→ **What is expected**
Without the images, write out the whole listing exactly.

[Chart and figure data]
** begin **

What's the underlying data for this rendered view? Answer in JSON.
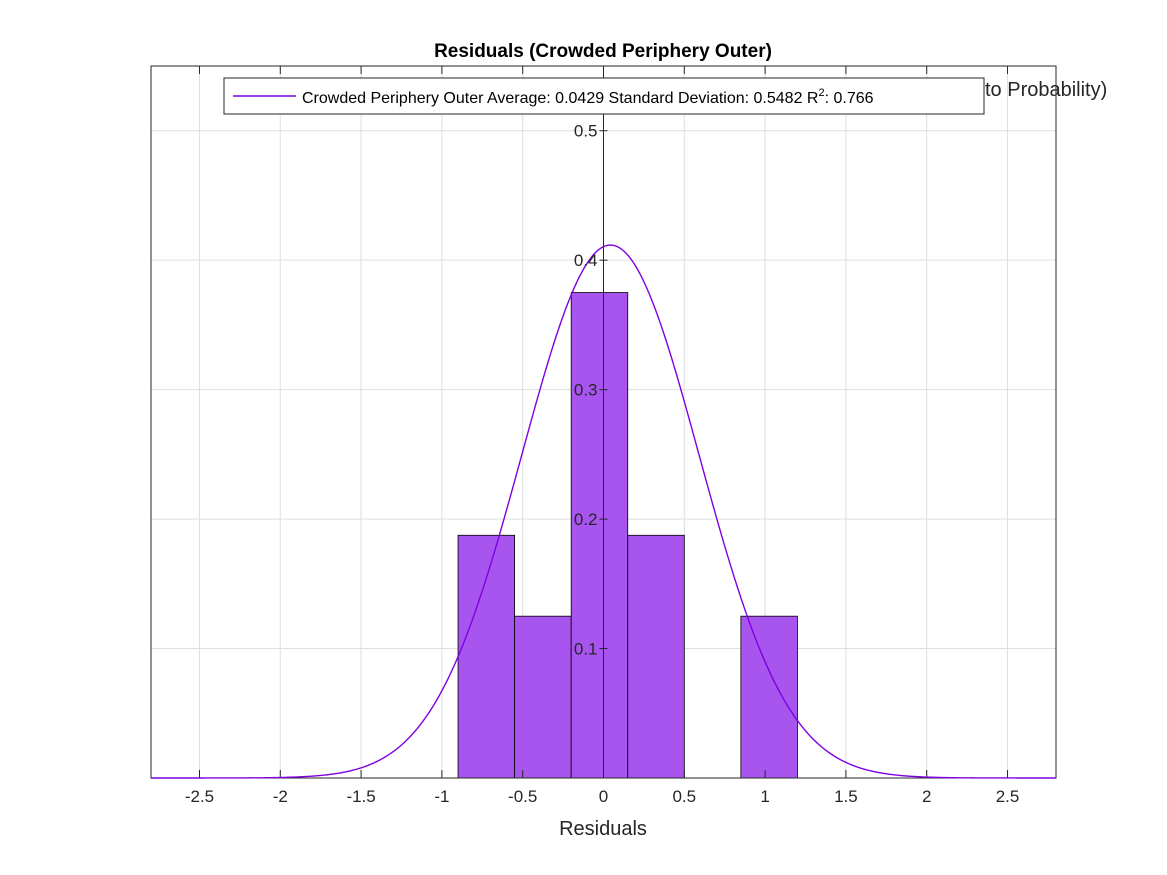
{
  "chart_data": {
    "type": "bar",
    "title": "Residuals (Crowded Periphery Outer)",
    "xlabel": "Residuals",
    "ylabel_fragment": "to Probability)",
    "xlim": [
      -2.8,
      2.8
    ],
    "ylim": [
      0,
      0.55
    ],
    "xticks": [
      -2.5,
      -2,
      -1.5,
      -1,
      -0.5,
      0,
      0.5,
      1,
      1.5,
      2,
      2.5
    ],
    "xtick_labels": [
      "-2.5",
      "-2",
      "-1.5",
      "-1",
      "-0.5",
      "0",
      "0.5",
      "1",
      "1.5",
      "2",
      "2.5"
    ],
    "yticks": [
      0.1,
      0.2,
      0.3,
      0.4,
      0.5
    ],
    "ytick_labels": [
      "0.1",
      "0.2",
      "0.3",
      "0.4",
      "0.5"
    ],
    "grid": true,
    "legend_placement": "top",
    "bins": [
      {
        "x0": -0.9,
        "x1": -0.55,
        "value": 0.1875
      },
      {
        "x0": -0.55,
        "x1": -0.2,
        "value": 0.125
      },
      {
        "x0": -0.2,
        "x1": 0.15,
        "value": 0.375
      },
      {
        "x0": 0.15,
        "x1": 0.5,
        "value": 0.1875
      },
      {
        "x0": 0.5,
        "x1": 0.85,
        "value": 0
      },
      {
        "x0": 0.85,
        "x1": 1.2,
        "value": 0.125
      }
    ],
    "bar_color": "#a855f0",
    "bar_edge_color": "#000000",
    "curve": {
      "mean": 0.0429,
      "std": 0.5482,
      "peak": 0.4117,
      "color": "#7f00e0"
    },
    "legend": {
      "text_main": "Crowded Periphery Outer Average: 0.0429 Standard Deviation: 0.5482 R",
      "superscript": "2",
      "text_end": ": 0.766"
    }
  }
}
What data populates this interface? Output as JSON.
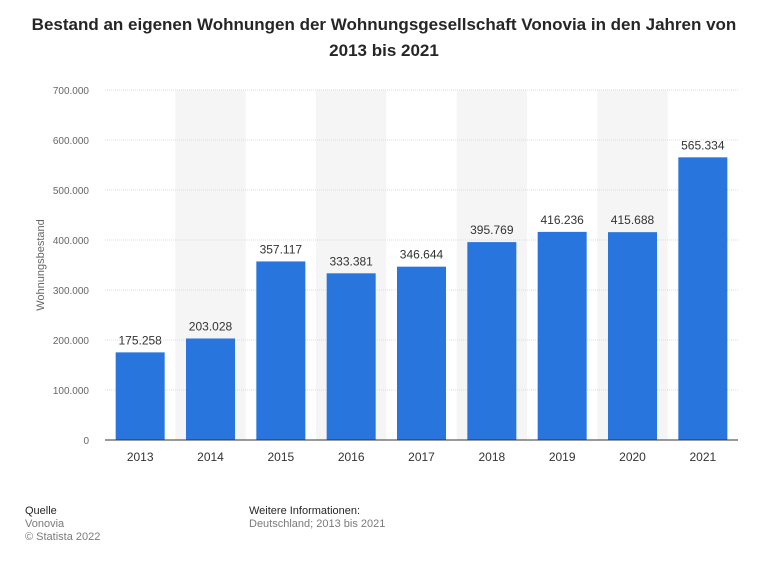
{
  "title": "Bestand an eigenen Wohnungen der Wohnungsgesellschaft Vonovia in den Jahren von 2013 bis 2021",
  "chart_data": {
    "type": "bar",
    "categories": [
      "2013",
      "2014",
      "2015",
      "2016",
      "2017",
      "2018",
      "2019",
      "2020",
      "2021"
    ],
    "values": [
      175258,
      203028,
      357117,
      333381,
      346644,
      395769,
      416236,
      415688,
      565334
    ],
    "value_labels": [
      "175.258",
      "203.028",
      "357.117",
      "333.381",
      "346.644",
      "395.769",
      "416.236",
      "415.688",
      "565.334"
    ],
    "ylabel": "Wohnungsbestand",
    "xlabel": "",
    "ylim": [
      0,
      700000
    ],
    "yticks": [
      0,
      100000,
      200000,
      300000,
      400000,
      500000,
      600000,
      700000
    ],
    "ytick_labels": [
      "0",
      "100.000",
      "200.000",
      "300.000",
      "400.000",
      "500.000",
      "600.000",
      "700.000"
    ],
    "grid": true,
    "bar_color": "#2876dd"
  },
  "footer": {
    "source_heading": "Quelle",
    "source": "Vonovia",
    "copyright": "© Statista 2022",
    "info_heading": "Weitere Informationen:",
    "info": "Deutschland; 2013 bis 2021"
  }
}
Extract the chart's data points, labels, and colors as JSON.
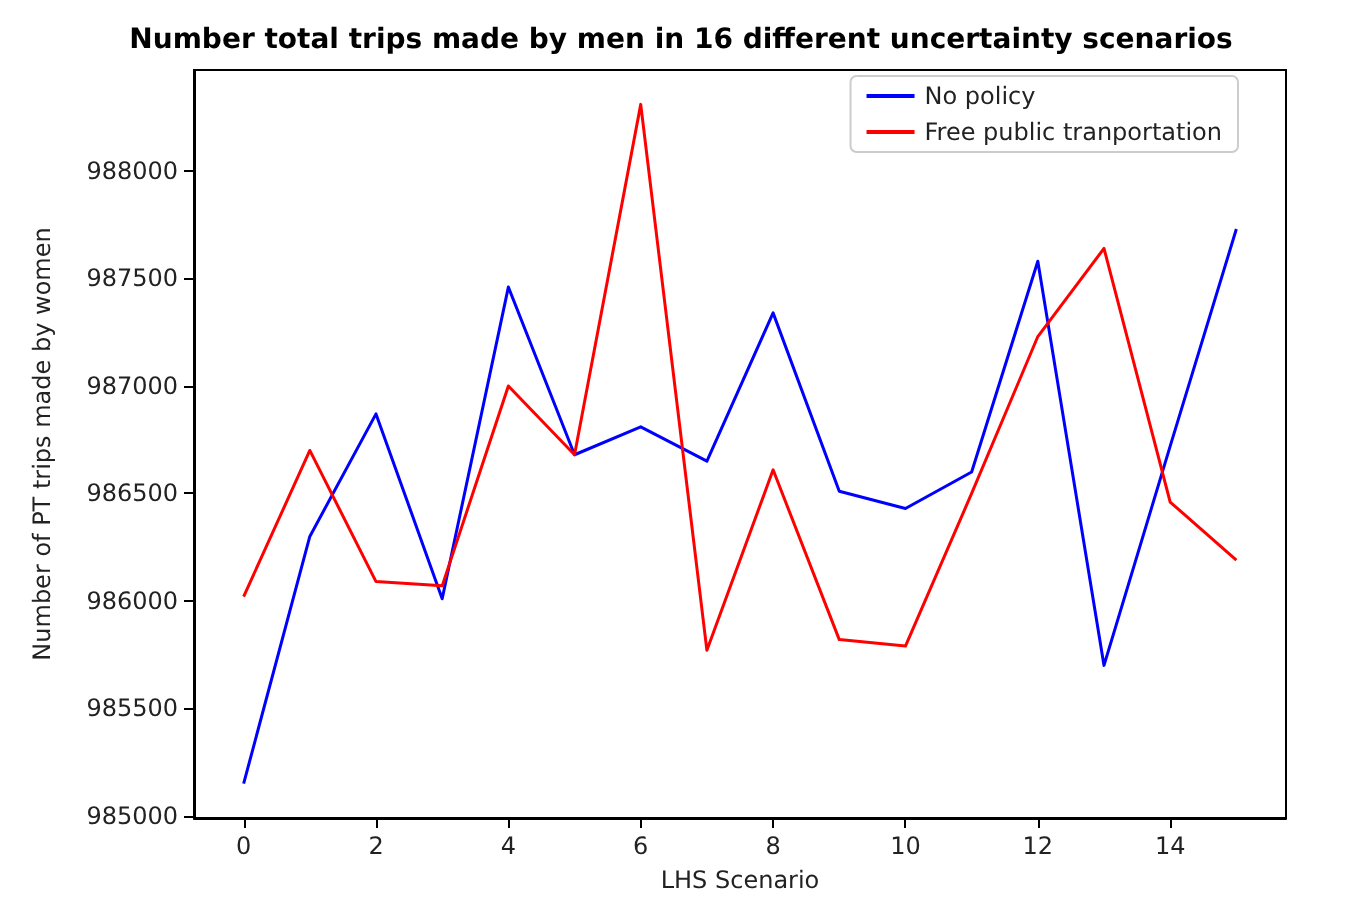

** end **

→ **Finished task**
What's the underlying data for this rendered view? Answer in JSON.
{
  "chart_data": {
    "type": "bar",
    "title": "Residuals (Crowded Periphery Outer)",
    "xlabel": "Residuals",
    "ylabel_fragment": "to Probability)",
    "xlim": [
      -2.8,
      2.8
    ],
    "ylim": [
      0,
      0.55
    ],
    "xticks": [
      -2.5,
      -2,
      -1.5,
      -1,
      -0.5,
      0,
      0.5,
      1,
      1.5,
      2,
      2.5
    ],
    "xtick_labels": [
      "-2.5",
      "-2",
      "-1.5",
      "-1",
      "-0.5",
      "0",
      "0.5",
      "1",
      "1.5",
      "2",
      "2.5"
    ],
    "yticks": [
      0.1,
      0.2,
      0.3,
      0.4,
      0.5
    ],
    "ytick_labels": [
      "0.1",
      "0.2",
      "0.3",
      "0.4",
      "0.5"
    ],
    "grid": true,
    "legend_placement": "top",
    "bins": [
      {
        "x0": -0.9,
        "x1": -0.55,
        "value": 0.1875
      },
      {
        "x0": -0.55,
        "x1": -0.2,
        "value": 0.125
      },
      {
        "x0": -0.2,
        "x1": 0.15,
        "value": 0.375
      },
      {
        "x0": 0.15,
        "x1": 0.5,
        "value": 0.1875
      },
      {
        "x0": 0.5,
        "x1": 0.85,
        "value": 0
      },
      {
        "x0": 0.85,
        "x1": 1.2,
        "value": 0.125
      }
    ],
    "bar_color": "#a855f0",
    "bar_edge_color": "#000000",
    "curve": {
      "mean": 0.0429,
      "std": 0.5482,
      "peak": 0.4117,
      "color": "#7f00e0"
    },
    "legend": {
      "text_main": "Crowded Periphery Outer Average: 0.0429 Standard Deviation: 0.5482 R",
      "superscript": "2",
      "text_end": ": 0.766"
    }
  }
}
What data populates this interface? Output as JSON.
{
  "title": "Bestand an eigenen Wohnungen der Wohnungsgesellschaft Vonovia in den Jahren von 2013 bis 2021",
  "chart_data": {
    "type": "bar",
    "categories": [
      "2013",
      "2014",
      "2015",
      "2016",
      "2017",
      "2018",
      "2019",
      "2020",
      "2021"
    ],
    "values": [
      175258,
      203028,
      357117,
      333381,
      346644,
      395769,
      416236,
      415688,
      565334
    ],
    "value_labels": [
      "175.258",
      "203.028",
      "357.117",
      "333.381",
      "346.644",
      "395.769",
      "416.236",
      "415.688",
      "565.334"
    ],
    "ylabel": "Wohnungsbestand",
    "xlabel": "",
    "ylim": [
      0,
      700000
    ],
    "yticks": [
      0,
      100000,
      200000,
      300000,
      400000,
      500000,
      600000,
      700000
    ],
    "ytick_labels": [
      "0",
      "100.000",
      "200.000",
      "300.000",
      "400.000",
      "500.000",
      "600.000",
      "700.000"
    ],
    "grid": true,
    "bar_color": "#2876dd"
  },
  "footer": {
    "source_heading": "Quelle",
    "source": "Vonovia",
    "copyright": "© Statista 2022",
    "info_heading": "Weitere Informationen:",
    "info": "Deutschland; 2013 bis 2021"
  }
}
Extract the chart's data points, labels, and colors as JSON.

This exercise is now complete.